**Aim**
Reproduce word for word every line of the entries, beginning at the first line and ending at the line that contains "table-row: 3 4", with both ends included.

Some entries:

• • • • •

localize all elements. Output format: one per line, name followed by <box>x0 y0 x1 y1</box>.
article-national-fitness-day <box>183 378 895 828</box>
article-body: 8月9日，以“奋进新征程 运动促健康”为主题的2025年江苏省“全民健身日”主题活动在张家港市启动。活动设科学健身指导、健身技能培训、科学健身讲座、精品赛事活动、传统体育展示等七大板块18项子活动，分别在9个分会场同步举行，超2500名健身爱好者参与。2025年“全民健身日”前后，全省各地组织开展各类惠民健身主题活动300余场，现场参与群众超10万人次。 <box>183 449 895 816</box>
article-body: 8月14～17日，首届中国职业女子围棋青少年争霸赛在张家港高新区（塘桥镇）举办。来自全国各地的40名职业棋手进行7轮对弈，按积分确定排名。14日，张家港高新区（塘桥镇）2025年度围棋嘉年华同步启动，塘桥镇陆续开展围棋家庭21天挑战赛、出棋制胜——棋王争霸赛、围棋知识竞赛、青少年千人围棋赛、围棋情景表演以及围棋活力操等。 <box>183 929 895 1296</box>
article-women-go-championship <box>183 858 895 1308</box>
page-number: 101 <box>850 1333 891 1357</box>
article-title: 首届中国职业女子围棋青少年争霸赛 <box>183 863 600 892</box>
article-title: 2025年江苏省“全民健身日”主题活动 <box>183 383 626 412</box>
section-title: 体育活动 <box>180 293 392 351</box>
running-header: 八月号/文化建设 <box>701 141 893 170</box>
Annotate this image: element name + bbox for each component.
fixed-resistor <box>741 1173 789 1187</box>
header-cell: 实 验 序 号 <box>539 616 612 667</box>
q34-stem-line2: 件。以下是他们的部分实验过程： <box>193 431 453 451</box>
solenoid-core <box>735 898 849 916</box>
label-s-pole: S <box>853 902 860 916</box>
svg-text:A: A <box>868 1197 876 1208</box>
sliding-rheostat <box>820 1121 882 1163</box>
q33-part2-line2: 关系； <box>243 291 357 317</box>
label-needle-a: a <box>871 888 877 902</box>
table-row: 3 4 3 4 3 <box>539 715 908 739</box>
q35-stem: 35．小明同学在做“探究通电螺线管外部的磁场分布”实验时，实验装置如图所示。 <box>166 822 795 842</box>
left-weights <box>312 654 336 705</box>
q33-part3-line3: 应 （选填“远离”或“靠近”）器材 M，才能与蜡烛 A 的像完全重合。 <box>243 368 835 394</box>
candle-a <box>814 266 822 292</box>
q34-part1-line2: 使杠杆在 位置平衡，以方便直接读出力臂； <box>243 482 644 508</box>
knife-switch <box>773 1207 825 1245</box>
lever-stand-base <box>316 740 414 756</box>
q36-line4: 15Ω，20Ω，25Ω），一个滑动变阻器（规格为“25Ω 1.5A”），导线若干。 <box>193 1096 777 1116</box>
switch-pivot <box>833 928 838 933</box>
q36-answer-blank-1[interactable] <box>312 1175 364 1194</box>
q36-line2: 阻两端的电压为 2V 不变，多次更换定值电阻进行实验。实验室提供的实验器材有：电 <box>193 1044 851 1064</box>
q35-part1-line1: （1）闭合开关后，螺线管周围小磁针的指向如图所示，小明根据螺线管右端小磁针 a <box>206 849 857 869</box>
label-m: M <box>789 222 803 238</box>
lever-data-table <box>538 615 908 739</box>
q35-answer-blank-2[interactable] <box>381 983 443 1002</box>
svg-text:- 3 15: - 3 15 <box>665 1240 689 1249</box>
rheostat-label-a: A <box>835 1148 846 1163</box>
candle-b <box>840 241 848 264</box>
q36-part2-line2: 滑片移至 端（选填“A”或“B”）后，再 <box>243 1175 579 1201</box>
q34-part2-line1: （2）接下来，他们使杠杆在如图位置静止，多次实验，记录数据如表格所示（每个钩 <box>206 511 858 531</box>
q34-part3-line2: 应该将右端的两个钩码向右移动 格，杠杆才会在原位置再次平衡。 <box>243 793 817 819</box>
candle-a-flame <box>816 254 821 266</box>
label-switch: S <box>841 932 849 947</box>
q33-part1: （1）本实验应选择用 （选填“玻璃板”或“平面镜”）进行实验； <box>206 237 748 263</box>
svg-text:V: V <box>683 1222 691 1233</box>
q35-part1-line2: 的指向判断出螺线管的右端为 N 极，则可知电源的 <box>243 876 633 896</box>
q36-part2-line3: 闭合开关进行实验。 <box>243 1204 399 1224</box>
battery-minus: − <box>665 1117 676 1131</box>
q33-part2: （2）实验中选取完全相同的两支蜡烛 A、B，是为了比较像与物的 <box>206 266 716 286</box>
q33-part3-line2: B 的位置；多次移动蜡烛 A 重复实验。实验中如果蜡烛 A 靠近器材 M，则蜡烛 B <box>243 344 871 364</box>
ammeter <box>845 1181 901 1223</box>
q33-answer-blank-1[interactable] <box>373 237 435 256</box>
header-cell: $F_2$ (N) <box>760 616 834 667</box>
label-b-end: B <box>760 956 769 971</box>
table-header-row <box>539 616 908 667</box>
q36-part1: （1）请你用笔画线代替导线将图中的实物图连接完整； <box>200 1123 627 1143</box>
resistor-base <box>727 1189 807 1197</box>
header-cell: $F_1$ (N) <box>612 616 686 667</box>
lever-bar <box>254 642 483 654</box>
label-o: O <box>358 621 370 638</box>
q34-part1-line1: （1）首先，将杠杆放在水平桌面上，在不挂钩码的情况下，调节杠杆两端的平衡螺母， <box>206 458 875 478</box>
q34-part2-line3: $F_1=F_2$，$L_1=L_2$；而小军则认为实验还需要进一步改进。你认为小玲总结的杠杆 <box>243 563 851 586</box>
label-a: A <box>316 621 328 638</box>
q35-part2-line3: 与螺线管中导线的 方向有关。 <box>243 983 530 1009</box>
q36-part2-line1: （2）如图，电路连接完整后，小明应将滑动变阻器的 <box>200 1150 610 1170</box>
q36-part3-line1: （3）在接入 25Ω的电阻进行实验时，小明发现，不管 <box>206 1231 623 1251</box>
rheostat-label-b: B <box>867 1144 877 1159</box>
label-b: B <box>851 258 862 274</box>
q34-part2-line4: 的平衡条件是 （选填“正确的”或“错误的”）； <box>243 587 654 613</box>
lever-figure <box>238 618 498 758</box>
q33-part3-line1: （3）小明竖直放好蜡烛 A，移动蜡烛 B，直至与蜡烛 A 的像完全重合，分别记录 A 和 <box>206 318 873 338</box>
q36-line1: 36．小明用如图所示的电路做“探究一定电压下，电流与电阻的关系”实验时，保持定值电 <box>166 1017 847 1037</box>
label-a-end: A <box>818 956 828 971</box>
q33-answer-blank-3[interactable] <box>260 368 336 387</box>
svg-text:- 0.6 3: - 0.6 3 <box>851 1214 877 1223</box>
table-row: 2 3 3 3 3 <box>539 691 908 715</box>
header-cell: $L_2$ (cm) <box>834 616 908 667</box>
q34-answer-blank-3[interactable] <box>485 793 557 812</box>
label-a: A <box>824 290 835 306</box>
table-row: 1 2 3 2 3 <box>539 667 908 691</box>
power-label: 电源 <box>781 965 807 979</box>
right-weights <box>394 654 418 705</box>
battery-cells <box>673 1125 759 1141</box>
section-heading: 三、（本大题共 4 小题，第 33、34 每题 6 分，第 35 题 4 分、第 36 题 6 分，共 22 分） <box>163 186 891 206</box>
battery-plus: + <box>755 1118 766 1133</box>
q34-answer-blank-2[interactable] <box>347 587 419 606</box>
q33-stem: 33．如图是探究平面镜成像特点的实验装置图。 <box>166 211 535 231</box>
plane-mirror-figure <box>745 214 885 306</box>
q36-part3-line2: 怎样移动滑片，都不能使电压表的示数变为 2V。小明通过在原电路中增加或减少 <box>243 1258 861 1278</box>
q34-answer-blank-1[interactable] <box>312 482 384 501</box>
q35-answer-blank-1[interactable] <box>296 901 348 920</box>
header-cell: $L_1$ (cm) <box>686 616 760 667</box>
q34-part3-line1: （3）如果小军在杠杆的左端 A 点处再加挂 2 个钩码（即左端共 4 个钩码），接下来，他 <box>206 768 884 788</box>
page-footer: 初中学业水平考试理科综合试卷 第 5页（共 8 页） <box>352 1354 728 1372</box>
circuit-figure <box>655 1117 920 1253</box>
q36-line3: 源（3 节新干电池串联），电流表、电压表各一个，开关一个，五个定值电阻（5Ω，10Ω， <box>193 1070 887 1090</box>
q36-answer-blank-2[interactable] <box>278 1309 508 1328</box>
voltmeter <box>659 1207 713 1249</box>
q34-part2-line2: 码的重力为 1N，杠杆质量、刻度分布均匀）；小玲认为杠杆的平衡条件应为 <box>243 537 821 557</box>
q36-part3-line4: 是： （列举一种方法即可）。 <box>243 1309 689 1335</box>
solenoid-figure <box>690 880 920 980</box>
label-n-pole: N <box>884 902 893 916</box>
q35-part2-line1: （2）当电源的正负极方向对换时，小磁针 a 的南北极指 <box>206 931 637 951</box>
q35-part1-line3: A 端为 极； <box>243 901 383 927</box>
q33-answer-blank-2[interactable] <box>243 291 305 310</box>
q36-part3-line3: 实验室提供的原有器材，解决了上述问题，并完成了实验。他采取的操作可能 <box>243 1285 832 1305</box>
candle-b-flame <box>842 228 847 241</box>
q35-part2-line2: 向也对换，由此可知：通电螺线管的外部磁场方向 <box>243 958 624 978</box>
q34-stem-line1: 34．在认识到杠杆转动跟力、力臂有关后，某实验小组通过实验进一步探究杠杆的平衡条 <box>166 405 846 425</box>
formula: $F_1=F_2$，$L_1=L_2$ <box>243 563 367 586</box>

• • • • •

**Problem solution**
localize all elements. Output format: one per line, name followed by <box>x0 y0 x1 y1</box>.
article-national-fitness-day <box>183 378 895 828</box>
article-body: 8月9日，以“奋进新征程 运动促健康”为主题的2025年江苏省“全民健身日”主题活动在张家港市启动。活动设科学健身指导、健身技能培训、科学健身讲座、精品赛事活动、传统体育展示等七大板块18项子活动，分别在9个分会场同步举行，超2500名健身爱好者参与。2025年“全民健身日”前后，全省各地组织开展各类惠民健身主题活动300余场，现场参与群众超10万人次。 <box>183 449 895 816</box>
article-body: 8月14～17日，首届中国职业女子围棋青少年争霸赛在张家港高新区（塘桥镇）举办。来自全国各地的40名职业棋手进行7轮对弈，按积分确定排名。14日，张家港高新区（塘桥镇）2025年度围棋嘉年华同步启动，塘桥镇陆续开展围棋家庭21天挑战赛、出棋制胜——棋王争霸赛、围棋知识竞赛、青少年千人围棋赛、围棋情景表演以及围棋活力操等。 <box>183 929 895 1296</box>
article-women-go-championship <box>183 858 895 1308</box>
page-number: 101 <box>850 1333 891 1357</box>
article-title: 首届中国职业女子围棋青少年争霸赛 <box>183 863 600 892</box>
article-title: 2025年江苏省“全民健身日”主题活动 <box>183 383 626 412</box>
section-title: 体育活动 <box>180 293 392 351</box>
running-header: 八月号/文化建设 <box>701 141 893 170</box>
Annotate this image: element name + bbox for each component.
fixed-resistor <box>741 1173 789 1187</box>
header-cell: 实 验 序 号 <box>539 616 612 667</box>
q34-stem-line2: 件。以下是他们的部分实验过程： <box>193 431 453 451</box>
solenoid-core <box>735 898 849 916</box>
label-s-pole: S <box>853 902 860 916</box>
svg-text:A: A <box>868 1197 876 1208</box>
sliding-rheostat <box>820 1121 882 1163</box>
q33-part2-line2: 关系； <box>243 291 357 317</box>
label-needle-a: a <box>871 888 877 902</box>
table-row: 3 4 3 4 3 <box>539 715 908 739</box>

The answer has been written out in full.